>> start

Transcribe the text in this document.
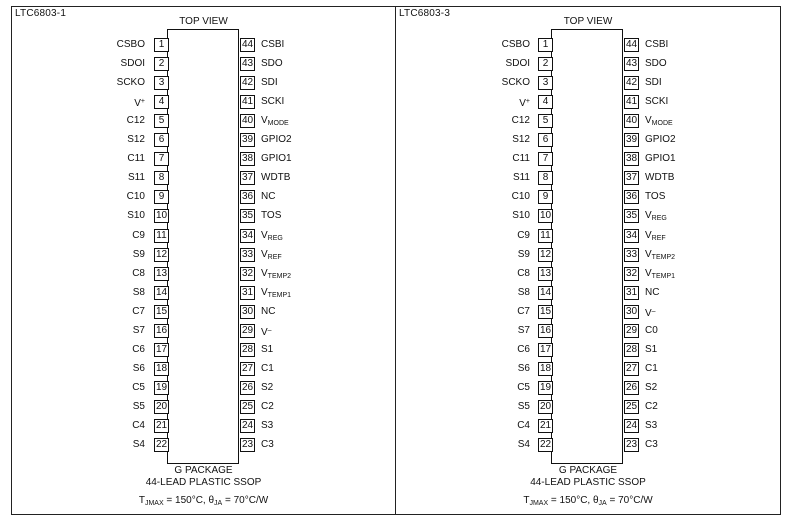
LTC6803-1
TOP VIEW
1
CSBO
2
SDOI
3
SCKO
4
V+
5
C12
6
S12
7
C11
8
S11
9
C10
10
S10
11
C9
12
S9
13
C8
14
S8
15
C7
16
S7
17
C6
18
S6
19
C5
20
S5
21
C4
22
S4
44 CSBI
43 SDO
42 SDI
41 SCKI
40 $V_{MODE}$
39 GPIO2
38 GPIO1
37 WDTB
36 NC
35 TOS
34 $V_{REG}$
33 $V_{REF}$
32 $V_{TEMP2}$
31 $V_{TEMP1}$
30 NC
29 V–
28 S1
27 C1
26 S2
25 C2
24 S3
23 C3
G PACKAGE
44-LEAD PLASTIC SSOP
$T_{JMAX} = 150^\circ C$, $\theta_{JA} = 70^\circ C/W$
LTC6803-3
TOP VIEW
1
CSBO
2
SDOI
3
SCKO
4
V+
5
C12
6
S12
7
C11
8
S11
9
C10
10
S10
11
C9
12
S9
13
C8
14
S8
15
C7
16
S7
17
C6
18
S6
19
C5
20
S5
21
C4
22
S4
44 CSBI
43 SDO
42 SDI
41 SCKI
40 $V_{MODE}$
39 GPIO2
38 GPIO1
37 WDTB
36 TOS
35 $V_{REG}$
34 $V_{REF}$
33 $V_{TEMP2}$
32 $V_{TEMP1}$
31 NC
30 V–
29 C0
28 S1
27 C1
26 S2
25 C2
24 S3
23 C3
G PACKAGE
44-LEAD PLASTIC SSOP
$T_{JMAX} = 150^\circ C$, $\theta_{JA} = 70^\circ C/W$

>> end

Directions: Output all of the data exactly as it stands, minus any images.

Written solution:
Transcribe the text in this document.
LTC6803-1
TOP VIEW
1
CSBO
2
SDOI
3
SCKO
4
V+
5
C12
6
S12
7
C11
8
S11
9
C10
10
S10
11
C9
12
S9
13
C8
14
S8
15
C7
16
S7
17
C6
18
S6
19
C5
20
S5
21
C4
22
S4
44 CSBI
43 SDO
42 SDI
41 SCKI
40 $V_{MODE}$
39 GPIO2
38 GPIO1
37 WDTB
36 NC
35 TOS
34 $V_{REG}$
33 $V_{REF}$
32 $V_{TEMP2}$
31 $V_{TEMP1}$
30 NC
29 V–
28 S1
27 C1
26 S2
25 C2
24 S3
23 C3
G PACKAGE
44-LEAD PLASTIC SSOP
$T_{JMAX} = 150^\circ C$, $\theta_{JA} = 70^\circ C/W$
LTC6803-3
TOP VIEW
1
CSBO
2
SDOI
3
SCKO
4
V+
5
C12
6
S12
7
C11
8
S11
9
C10
10
S10
11
C9
12
S9
13
C8
14
S8
15
C7
16
S7
17
C6
18
S6
19
C5
20
S5
21
C4
22
S4
44 CSBI
43 SDO
42 SDI
41 SCKI
40 $V_{MODE}$
39 GPIO2
38 GPIO1
37 WDTB
36 TOS
35 $V_{REG}$
34 $V_{REF}$
33 $V_{TEMP2}$
32 $V_{TEMP1}$
31 NC
30 V–
29 C0
28 S1
27 C1
26 S2
25 C2
24 S3
23 C3
G PACKAGE
44-LEAD PLASTIC SSOP
$T_{JMAX} = 150^\circ C$, $\theta_{JA} = 70^\circ C/W$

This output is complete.